Records for this task.
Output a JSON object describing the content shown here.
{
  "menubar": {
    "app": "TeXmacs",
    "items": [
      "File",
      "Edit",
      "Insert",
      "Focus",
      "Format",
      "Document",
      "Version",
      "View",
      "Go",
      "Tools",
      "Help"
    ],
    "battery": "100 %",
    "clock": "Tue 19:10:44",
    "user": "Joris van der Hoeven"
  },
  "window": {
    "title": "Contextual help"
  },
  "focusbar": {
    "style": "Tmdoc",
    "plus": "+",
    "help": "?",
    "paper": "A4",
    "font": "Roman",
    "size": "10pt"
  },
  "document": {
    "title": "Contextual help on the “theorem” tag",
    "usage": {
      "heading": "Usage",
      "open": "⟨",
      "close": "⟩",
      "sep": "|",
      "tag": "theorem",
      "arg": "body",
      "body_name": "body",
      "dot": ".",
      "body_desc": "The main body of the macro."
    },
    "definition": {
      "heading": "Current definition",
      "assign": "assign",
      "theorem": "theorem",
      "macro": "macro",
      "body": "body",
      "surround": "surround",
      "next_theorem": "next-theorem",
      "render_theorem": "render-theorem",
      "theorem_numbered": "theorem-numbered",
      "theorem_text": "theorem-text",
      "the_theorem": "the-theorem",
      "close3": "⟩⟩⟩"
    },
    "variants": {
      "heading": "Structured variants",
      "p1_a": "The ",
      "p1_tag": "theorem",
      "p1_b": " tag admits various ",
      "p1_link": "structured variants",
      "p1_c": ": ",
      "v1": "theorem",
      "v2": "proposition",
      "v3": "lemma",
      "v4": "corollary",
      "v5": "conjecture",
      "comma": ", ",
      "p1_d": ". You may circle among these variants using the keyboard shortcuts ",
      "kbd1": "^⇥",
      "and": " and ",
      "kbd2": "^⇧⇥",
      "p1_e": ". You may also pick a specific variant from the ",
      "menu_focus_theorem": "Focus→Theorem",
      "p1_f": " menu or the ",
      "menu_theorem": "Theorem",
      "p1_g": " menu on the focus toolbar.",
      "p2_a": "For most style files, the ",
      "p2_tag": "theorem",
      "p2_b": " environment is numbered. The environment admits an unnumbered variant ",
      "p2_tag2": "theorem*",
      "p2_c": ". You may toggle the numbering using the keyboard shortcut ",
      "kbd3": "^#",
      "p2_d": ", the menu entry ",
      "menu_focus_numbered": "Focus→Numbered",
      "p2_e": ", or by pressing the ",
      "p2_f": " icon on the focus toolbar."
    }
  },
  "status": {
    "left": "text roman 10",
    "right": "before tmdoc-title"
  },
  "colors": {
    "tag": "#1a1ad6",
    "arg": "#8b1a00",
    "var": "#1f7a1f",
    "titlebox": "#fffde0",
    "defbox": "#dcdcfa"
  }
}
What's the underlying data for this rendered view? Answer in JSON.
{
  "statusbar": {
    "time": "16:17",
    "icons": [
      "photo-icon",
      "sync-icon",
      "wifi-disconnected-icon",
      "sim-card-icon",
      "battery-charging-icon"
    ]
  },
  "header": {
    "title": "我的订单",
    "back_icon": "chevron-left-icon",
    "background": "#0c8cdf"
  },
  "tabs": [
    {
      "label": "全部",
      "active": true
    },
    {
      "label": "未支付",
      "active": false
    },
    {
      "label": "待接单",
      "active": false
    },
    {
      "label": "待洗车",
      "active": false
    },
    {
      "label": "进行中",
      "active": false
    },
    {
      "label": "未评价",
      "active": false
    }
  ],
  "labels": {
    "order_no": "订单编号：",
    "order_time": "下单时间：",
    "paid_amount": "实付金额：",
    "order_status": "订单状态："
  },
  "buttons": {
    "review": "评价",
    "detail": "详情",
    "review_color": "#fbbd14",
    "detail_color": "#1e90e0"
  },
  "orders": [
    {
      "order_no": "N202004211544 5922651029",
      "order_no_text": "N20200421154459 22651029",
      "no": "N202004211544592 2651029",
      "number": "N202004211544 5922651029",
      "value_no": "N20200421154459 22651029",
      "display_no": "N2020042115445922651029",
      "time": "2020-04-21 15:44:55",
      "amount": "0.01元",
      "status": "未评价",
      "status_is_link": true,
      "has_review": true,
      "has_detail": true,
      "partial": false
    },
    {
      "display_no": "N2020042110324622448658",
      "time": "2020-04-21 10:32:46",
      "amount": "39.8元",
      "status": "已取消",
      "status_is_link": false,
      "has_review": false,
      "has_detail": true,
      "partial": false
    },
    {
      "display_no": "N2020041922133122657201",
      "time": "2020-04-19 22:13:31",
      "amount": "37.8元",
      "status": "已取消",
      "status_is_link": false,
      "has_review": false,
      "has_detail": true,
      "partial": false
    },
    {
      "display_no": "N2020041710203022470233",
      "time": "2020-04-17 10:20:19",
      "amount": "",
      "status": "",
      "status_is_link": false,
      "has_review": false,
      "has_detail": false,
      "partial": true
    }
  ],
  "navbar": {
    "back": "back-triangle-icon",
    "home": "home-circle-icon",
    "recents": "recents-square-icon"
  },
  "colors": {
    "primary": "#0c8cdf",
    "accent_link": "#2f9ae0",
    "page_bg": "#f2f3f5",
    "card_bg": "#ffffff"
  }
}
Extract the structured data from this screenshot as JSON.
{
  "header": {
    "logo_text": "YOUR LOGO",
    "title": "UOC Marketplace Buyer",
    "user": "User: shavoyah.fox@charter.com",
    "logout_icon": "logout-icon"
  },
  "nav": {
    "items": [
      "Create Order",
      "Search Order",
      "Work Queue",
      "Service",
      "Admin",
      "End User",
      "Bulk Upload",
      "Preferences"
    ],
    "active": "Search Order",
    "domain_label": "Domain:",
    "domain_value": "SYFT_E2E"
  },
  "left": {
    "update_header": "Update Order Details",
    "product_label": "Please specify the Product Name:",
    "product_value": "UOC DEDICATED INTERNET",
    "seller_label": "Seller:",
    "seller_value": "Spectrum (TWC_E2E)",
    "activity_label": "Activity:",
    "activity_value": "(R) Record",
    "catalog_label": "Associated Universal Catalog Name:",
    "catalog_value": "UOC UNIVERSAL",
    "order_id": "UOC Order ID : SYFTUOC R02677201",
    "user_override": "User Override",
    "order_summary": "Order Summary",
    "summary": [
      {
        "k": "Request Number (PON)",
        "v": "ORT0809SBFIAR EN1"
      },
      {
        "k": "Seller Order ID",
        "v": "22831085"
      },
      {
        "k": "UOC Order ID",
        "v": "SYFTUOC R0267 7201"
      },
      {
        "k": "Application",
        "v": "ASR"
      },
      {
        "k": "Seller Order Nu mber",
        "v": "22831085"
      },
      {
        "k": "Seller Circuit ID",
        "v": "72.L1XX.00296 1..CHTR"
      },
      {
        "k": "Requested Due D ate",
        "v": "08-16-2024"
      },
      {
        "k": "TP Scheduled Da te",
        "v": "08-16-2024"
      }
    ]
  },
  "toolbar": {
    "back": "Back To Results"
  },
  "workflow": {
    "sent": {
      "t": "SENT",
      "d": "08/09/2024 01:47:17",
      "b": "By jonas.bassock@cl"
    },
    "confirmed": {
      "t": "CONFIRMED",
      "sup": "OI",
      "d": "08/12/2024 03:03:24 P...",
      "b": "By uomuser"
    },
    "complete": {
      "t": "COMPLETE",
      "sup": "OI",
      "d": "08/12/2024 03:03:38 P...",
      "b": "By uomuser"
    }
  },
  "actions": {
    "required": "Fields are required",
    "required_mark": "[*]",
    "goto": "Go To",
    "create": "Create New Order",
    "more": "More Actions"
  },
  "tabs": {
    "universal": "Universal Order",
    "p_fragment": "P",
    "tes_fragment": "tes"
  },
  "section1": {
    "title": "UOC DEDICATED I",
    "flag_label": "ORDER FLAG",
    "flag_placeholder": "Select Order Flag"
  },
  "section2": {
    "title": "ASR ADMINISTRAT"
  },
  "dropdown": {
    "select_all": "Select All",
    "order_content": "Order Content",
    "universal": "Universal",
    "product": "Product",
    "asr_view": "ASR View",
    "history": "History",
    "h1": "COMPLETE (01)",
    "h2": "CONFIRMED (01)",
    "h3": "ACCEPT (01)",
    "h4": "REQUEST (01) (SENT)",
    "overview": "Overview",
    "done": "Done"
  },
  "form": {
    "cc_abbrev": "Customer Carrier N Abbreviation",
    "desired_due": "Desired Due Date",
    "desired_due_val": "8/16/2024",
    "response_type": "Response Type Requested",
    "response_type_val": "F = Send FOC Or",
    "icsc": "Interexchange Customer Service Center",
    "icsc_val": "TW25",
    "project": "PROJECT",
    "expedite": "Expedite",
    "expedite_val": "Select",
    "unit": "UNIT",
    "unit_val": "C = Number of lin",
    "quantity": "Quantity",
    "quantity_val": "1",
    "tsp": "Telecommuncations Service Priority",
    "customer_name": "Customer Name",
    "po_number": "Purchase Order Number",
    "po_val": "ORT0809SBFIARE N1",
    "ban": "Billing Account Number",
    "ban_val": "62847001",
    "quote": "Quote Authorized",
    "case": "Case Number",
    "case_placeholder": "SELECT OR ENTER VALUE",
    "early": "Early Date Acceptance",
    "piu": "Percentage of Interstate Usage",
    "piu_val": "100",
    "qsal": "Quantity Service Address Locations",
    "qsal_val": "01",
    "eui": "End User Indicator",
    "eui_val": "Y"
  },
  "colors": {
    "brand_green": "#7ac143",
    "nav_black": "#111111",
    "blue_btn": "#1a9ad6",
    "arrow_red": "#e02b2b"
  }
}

Job.
Copy out every line from the data above that has "DEDICATED" in it.

Reply.
    "product_value": "UOC DEDICATED INTERNET",
    "title": "UOC DEDICATED I",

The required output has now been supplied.